● **EXERCISE MATERIALS**:
[start]

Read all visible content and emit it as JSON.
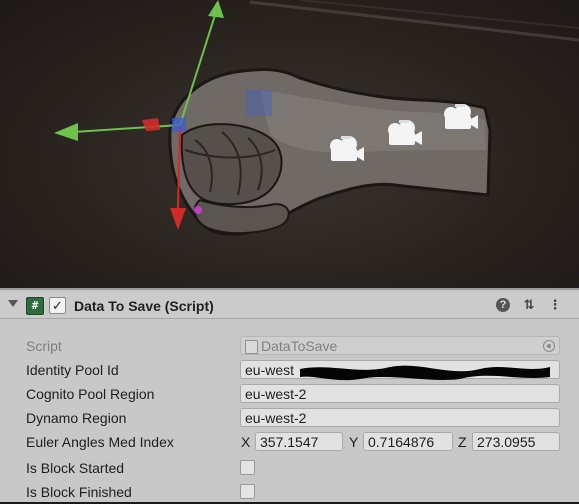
{
  "scene": {
    "icons": [
      "move-gizmo",
      "hand-model",
      "camera-icon",
      "camera-icon",
      "camera-icon"
    ]
  },
  "component": {
    "title": "Data To Save (Script)",
    "enabled": true,
    "script_badge": "#",
    "check_glyph": "✓",
    "help_glyph": "?",
    "settings_glyph": "⇅",
    "menu_glyph": "⋮"
  },
  "properties": {
    "script": {
      "label": "Script",
      "value": "DataToSave"
    },
    "identity_pool": {
      "label": "Identity Pool Id",
      "value": "eu-west"
    },
    "cognito_region": {
      "label": "Cognito Pool Region",
      "value": "eu-west-2"
    },
    "dynamo_region": {
      "label": "Dynamo Region",
      "value": "eu-west-2"
    },
    "euler": {
      "label": "Euler Angles Med Index",
      "x_label": "X",
      "x": "357.1547",
      "y_label": "Y",
      "y": "0.7164876",
      "z_label": "Z",
      "z": "273.0955"
    },
    "block_started": {
      "label": "Is Block Started",
      "checked": false
    },
    "block_finished": {
      "label": "Is Block Finished",
      "checked": false
    }
  },
  "colors": {
    "gizmo_x": "#d22a2a",
    "gizmo_y": "#6dc24b",
    "gizmo_z": "#3a5bd8",
    "inspector_bg": "#c8c8c8"
  }
}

[end]

● **TASK**: Repeat the lines above exactly, and keep every picture out.

● **OUTPUT OF THE EXERCISE**:
Read all visible content and emit it as JSON.
{
  "scene": {
    "icons": [
      "move-gizmo",
      "hand-model",
      "camera-icon",
      "camera-icon",
      "camera-icon"
    ]
  },
  "component": {
    "title": "Data To Save (Script)",
    "enabled": true,
    "script_badge": "#",
    "check_glyph": "✓",
    "help_glyph": "?",
    "settings_glyph": "⇅",
    "menu_glyph": "⋮"
  },
  "properties": {
    "script": {
      "label": "Script",
      "value": "DataToSave"
    },
    "identity_pool": {
      "label": "Identity Pool Id",
      "value": "eu-west"
    },
    "cognito_region": {
      "label": "Cognito Pool Region",
      "value": "eu-west-2"
    },
    "dynamo_region": {
      "label": "Dynamo Region",
      "value": "eu-west-2"
    },
    "euler": {
      "label": "Euler Angles Med Index",
      "x_label": "X",
      "x": "357.1547",
      "y_label": "Y",
      "y": "0.7164876",
      "z_label": "Z",
      "z": "273.0955"
    },
    "block_started": {
      "label": "Is Block Started",
      "checked": false
    },
    "block_finished": {
      "label": "Is Block Finished",
      "checked": false
    }
  },
  "colors": {
    "gizmo_x": "#d22a2a",
    "gizmo_y": "#6dc24b",
    "gizmo_z": "#3a5bd8",
    "inspector_bg": "#c8c8c8"
  }
}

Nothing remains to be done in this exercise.